_Task inputs_

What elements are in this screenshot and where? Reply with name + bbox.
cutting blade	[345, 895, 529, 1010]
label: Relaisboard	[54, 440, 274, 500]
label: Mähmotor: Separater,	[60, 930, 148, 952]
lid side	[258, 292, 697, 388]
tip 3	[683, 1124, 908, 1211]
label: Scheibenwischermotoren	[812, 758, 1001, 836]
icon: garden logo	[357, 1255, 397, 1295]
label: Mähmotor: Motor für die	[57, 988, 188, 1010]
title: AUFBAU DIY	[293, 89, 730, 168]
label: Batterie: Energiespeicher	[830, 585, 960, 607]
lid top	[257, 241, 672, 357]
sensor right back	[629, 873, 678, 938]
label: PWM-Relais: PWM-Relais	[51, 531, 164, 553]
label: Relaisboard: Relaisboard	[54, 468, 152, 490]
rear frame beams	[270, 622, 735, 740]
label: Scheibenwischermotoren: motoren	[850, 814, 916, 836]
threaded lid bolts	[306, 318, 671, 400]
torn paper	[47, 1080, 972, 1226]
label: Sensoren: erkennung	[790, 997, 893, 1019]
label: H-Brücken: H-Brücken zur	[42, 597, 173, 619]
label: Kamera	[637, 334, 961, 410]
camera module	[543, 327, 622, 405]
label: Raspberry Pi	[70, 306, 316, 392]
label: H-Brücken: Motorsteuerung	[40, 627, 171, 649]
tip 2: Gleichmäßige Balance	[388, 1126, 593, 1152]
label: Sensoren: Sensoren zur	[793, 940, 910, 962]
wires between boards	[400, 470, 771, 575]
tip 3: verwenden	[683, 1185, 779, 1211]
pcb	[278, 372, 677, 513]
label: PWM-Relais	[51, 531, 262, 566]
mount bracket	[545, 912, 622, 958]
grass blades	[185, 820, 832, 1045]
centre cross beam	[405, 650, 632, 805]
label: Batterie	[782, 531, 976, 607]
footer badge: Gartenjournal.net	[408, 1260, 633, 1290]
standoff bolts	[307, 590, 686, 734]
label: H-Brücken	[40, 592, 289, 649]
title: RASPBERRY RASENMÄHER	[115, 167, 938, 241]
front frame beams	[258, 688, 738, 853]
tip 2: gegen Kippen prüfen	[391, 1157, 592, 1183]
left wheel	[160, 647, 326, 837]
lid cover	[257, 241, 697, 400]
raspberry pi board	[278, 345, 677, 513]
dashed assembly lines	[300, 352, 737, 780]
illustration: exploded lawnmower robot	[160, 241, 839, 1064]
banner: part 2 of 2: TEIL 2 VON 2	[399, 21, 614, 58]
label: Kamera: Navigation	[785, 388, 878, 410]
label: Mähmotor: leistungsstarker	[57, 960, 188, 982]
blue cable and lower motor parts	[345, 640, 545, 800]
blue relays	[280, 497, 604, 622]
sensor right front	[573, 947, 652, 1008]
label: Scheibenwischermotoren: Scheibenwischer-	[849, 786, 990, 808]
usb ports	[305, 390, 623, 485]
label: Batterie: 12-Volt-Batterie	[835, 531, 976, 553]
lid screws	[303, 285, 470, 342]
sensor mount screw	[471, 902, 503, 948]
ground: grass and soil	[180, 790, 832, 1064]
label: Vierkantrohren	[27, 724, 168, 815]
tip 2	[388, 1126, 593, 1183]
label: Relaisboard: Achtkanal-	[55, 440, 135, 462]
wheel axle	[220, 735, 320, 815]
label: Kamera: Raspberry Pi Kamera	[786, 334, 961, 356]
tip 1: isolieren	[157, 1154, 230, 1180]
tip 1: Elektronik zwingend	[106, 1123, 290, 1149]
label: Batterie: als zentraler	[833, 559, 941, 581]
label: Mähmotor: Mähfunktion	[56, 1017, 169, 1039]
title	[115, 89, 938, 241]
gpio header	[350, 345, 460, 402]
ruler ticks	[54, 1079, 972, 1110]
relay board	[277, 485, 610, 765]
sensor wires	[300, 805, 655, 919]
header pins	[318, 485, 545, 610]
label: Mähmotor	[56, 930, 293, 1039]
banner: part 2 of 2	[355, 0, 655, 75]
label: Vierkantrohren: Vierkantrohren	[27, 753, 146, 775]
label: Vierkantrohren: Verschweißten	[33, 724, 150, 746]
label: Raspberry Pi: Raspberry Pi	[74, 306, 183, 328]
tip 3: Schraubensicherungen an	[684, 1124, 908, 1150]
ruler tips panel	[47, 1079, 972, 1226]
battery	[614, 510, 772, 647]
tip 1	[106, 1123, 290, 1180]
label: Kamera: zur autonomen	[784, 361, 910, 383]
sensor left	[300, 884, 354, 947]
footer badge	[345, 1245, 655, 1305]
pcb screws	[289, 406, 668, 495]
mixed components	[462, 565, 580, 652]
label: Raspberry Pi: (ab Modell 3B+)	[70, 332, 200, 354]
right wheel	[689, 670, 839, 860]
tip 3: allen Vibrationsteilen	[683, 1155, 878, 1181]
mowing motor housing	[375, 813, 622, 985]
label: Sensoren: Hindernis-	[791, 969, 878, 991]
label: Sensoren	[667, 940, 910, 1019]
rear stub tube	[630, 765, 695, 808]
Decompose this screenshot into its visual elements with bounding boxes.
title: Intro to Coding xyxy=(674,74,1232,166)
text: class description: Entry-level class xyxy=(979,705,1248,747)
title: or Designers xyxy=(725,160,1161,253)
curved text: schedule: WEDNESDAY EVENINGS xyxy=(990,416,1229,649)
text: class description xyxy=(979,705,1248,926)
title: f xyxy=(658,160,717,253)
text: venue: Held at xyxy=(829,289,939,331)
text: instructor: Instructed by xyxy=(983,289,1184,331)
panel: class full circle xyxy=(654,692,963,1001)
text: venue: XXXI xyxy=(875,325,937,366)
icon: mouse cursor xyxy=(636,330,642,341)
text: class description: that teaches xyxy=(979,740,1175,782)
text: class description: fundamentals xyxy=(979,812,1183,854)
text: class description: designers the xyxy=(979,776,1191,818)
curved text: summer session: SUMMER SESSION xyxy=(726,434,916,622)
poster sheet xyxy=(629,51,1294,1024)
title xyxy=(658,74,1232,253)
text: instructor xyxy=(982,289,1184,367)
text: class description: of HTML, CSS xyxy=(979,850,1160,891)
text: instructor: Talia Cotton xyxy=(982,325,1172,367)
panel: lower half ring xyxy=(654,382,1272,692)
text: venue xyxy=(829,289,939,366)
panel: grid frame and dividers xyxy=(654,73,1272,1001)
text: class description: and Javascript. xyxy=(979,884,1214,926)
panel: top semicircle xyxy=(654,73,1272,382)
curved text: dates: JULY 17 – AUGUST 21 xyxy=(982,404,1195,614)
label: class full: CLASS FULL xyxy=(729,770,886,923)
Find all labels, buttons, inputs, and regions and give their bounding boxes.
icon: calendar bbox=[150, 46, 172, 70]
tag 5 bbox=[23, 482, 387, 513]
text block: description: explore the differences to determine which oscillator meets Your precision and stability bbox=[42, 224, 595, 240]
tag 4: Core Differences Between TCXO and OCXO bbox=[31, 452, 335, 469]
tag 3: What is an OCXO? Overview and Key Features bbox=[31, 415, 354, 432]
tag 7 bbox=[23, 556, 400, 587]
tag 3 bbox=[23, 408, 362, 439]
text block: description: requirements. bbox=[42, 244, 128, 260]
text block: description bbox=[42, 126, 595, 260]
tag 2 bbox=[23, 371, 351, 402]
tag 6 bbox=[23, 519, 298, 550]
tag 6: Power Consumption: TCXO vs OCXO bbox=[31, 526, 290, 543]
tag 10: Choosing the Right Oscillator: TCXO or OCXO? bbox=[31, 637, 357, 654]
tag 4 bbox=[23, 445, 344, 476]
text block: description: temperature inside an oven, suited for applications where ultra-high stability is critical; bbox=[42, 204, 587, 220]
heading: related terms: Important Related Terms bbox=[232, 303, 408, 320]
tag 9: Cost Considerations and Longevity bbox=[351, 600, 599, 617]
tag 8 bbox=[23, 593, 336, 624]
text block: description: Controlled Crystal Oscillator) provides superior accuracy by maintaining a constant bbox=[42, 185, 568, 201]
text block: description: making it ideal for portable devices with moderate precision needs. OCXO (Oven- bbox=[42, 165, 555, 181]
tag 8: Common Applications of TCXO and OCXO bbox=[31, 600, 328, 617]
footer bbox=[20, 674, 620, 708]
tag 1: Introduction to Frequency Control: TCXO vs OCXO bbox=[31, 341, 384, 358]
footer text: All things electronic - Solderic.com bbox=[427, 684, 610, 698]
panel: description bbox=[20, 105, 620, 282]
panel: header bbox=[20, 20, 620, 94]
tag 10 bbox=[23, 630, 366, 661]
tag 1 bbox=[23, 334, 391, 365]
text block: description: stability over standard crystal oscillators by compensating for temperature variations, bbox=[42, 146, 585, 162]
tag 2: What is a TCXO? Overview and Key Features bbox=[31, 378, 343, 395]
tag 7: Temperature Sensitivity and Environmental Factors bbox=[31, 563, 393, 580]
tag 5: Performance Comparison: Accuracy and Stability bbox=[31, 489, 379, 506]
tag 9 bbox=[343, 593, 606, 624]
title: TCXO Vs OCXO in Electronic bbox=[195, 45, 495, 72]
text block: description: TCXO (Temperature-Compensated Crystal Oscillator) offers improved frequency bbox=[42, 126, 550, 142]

_Instruction_
Convert the material, starting at its first line and ending at the line containing "758, 1001, 836]" (both included), into a JSON array of strings with one string per line and blank lines omitted.

_Solution_
[
  "What elements are in this screenshot and where? Reply with name + bbox.",
  "cutting blade\t[345, 895, 529, 1010]",
  "label: Relaisboard\t[54, 440, 274, 500]",
  "label: Mähmotor: Separater,\t[60, 930, 148, 952]",
  "lid side\t[258, 292, 697, 388]",
  "tip 3\t[683, 1124, 908, 1211]",
  "label: Scheibenwischermotoren\t[812, 758, 1001, 836]"
]